— begin —
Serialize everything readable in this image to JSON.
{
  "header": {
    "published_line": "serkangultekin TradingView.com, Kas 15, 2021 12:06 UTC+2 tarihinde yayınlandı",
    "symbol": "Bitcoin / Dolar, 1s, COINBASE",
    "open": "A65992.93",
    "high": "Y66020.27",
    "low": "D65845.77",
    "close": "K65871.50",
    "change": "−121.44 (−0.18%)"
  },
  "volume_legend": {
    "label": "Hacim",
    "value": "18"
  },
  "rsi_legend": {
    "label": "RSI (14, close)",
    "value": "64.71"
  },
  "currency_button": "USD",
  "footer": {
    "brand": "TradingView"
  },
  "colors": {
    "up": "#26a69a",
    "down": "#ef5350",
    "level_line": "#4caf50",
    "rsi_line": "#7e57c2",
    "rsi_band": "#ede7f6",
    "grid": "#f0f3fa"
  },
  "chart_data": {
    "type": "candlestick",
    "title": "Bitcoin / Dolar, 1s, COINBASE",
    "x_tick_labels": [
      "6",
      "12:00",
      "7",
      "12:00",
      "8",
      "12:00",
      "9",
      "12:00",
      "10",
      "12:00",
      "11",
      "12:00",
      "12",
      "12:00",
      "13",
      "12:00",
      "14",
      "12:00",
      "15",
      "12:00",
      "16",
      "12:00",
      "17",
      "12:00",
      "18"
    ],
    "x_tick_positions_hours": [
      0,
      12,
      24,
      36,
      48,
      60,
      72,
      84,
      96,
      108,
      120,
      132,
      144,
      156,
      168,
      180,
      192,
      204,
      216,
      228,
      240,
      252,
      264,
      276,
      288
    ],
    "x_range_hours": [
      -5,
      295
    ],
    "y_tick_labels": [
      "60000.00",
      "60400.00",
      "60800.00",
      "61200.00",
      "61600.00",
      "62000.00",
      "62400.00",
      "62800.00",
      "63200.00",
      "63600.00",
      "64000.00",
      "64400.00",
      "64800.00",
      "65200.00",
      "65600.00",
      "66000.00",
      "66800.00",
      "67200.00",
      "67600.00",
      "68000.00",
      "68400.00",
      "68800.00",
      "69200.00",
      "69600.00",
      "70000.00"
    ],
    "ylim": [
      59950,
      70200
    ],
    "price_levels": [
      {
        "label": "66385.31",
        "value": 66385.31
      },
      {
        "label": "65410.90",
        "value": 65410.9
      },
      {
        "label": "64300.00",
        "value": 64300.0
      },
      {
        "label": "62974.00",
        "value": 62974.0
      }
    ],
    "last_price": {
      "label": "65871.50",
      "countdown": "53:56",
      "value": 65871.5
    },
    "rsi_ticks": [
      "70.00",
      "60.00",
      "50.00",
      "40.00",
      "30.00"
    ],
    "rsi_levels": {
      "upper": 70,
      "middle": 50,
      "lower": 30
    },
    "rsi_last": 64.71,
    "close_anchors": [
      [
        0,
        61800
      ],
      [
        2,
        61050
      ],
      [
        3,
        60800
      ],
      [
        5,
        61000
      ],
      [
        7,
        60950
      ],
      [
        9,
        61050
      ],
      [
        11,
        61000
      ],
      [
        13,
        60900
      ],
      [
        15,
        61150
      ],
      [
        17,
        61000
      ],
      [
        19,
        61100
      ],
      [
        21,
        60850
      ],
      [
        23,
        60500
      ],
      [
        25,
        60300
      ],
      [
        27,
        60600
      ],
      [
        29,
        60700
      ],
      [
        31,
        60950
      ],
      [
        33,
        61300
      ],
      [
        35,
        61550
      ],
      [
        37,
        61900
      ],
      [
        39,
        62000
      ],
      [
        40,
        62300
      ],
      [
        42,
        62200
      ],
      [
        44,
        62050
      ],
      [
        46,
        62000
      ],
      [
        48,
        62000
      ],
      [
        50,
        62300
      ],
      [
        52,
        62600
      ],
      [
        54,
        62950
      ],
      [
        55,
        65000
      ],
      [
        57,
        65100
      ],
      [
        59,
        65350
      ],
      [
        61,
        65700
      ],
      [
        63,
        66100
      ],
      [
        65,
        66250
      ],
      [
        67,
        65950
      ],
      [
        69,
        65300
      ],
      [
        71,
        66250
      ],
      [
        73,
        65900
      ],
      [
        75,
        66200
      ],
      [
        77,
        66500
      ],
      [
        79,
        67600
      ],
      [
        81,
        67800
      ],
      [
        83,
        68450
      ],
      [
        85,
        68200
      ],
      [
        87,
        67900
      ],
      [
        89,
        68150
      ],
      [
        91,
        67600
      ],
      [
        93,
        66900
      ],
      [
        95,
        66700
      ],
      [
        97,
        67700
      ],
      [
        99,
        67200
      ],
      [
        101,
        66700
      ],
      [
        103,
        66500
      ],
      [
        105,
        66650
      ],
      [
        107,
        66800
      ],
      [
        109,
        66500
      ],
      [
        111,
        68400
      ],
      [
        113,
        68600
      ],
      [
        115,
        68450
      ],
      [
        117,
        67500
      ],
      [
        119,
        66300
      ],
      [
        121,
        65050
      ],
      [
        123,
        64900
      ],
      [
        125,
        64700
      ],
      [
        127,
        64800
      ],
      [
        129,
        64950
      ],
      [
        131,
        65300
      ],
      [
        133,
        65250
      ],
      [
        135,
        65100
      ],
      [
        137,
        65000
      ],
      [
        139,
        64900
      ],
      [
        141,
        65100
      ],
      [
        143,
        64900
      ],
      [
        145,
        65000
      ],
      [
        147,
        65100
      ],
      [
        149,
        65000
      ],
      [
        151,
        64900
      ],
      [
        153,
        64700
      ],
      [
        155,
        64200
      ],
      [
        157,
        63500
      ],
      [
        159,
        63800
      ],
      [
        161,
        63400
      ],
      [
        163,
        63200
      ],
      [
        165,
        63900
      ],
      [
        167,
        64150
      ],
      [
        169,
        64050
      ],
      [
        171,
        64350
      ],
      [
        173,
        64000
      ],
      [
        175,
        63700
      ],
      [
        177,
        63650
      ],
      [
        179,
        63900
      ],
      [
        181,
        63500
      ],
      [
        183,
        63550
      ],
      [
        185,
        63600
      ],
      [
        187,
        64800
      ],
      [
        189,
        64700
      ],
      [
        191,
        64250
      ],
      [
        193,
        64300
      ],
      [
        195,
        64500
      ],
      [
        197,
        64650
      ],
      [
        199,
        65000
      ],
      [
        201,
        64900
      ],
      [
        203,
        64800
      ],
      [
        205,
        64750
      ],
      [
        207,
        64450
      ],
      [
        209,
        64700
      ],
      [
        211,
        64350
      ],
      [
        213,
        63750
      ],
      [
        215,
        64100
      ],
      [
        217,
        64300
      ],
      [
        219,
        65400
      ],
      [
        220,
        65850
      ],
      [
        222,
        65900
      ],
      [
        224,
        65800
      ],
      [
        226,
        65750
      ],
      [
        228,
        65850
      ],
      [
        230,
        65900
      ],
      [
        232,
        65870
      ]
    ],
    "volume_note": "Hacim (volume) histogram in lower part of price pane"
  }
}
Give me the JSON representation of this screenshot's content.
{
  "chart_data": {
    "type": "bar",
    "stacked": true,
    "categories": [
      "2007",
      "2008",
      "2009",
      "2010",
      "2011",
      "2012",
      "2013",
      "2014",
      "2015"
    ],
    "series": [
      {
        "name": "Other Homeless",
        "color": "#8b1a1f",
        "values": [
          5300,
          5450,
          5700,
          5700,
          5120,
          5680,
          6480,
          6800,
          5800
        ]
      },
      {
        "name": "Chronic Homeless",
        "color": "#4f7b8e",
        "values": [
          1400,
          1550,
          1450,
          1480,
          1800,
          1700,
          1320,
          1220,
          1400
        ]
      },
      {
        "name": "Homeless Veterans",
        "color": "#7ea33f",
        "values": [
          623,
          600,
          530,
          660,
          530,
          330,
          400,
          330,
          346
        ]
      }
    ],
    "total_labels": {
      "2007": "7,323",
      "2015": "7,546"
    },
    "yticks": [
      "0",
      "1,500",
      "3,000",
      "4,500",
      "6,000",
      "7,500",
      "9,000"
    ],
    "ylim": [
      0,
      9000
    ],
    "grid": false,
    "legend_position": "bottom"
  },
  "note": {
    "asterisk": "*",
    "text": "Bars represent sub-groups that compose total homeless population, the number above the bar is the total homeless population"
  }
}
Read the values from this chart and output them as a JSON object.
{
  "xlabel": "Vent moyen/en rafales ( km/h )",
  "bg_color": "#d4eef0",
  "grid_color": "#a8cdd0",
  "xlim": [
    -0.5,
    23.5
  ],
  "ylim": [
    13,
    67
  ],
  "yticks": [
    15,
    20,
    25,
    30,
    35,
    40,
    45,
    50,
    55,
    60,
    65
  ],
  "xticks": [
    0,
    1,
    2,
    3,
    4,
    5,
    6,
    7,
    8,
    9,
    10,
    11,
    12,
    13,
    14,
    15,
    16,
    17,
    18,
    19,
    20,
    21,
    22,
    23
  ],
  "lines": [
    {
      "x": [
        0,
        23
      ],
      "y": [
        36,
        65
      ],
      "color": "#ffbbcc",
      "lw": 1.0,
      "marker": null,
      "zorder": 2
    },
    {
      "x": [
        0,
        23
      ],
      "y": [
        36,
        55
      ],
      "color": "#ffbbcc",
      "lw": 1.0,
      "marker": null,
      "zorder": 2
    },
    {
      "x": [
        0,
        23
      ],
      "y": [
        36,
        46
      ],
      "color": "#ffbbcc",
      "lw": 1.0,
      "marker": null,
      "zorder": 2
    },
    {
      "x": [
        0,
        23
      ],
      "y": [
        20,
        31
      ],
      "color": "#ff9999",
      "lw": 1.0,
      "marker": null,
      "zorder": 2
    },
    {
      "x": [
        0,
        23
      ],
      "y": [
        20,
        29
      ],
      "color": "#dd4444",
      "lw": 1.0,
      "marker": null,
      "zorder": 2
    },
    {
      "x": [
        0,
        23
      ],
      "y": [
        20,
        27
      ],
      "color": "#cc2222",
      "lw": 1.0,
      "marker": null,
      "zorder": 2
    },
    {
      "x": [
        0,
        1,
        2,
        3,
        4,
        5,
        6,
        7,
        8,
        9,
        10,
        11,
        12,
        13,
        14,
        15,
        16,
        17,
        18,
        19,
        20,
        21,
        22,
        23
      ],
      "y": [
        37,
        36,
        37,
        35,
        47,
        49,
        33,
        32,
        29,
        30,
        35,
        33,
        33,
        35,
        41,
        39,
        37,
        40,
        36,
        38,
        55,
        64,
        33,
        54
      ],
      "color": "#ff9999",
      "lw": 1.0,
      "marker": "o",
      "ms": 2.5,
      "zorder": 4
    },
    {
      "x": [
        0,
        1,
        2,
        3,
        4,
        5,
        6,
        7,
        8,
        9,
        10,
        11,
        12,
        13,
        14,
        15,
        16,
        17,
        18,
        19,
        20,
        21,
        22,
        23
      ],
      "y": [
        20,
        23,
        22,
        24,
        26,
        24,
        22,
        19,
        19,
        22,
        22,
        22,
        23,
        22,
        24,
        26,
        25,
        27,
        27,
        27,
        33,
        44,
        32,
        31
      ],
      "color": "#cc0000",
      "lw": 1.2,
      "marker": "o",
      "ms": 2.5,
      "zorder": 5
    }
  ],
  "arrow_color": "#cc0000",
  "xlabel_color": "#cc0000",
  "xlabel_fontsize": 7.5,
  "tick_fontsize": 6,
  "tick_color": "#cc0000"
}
— end —
[Directions] Whenever "COINBASE" turns up in a line, pick that line out.

[Solution]
    "symbol": "Bitcoin / Dolar, 1s, COINBASE",
    "title": "Bitcoin / Dolar, 1s, COINBASE",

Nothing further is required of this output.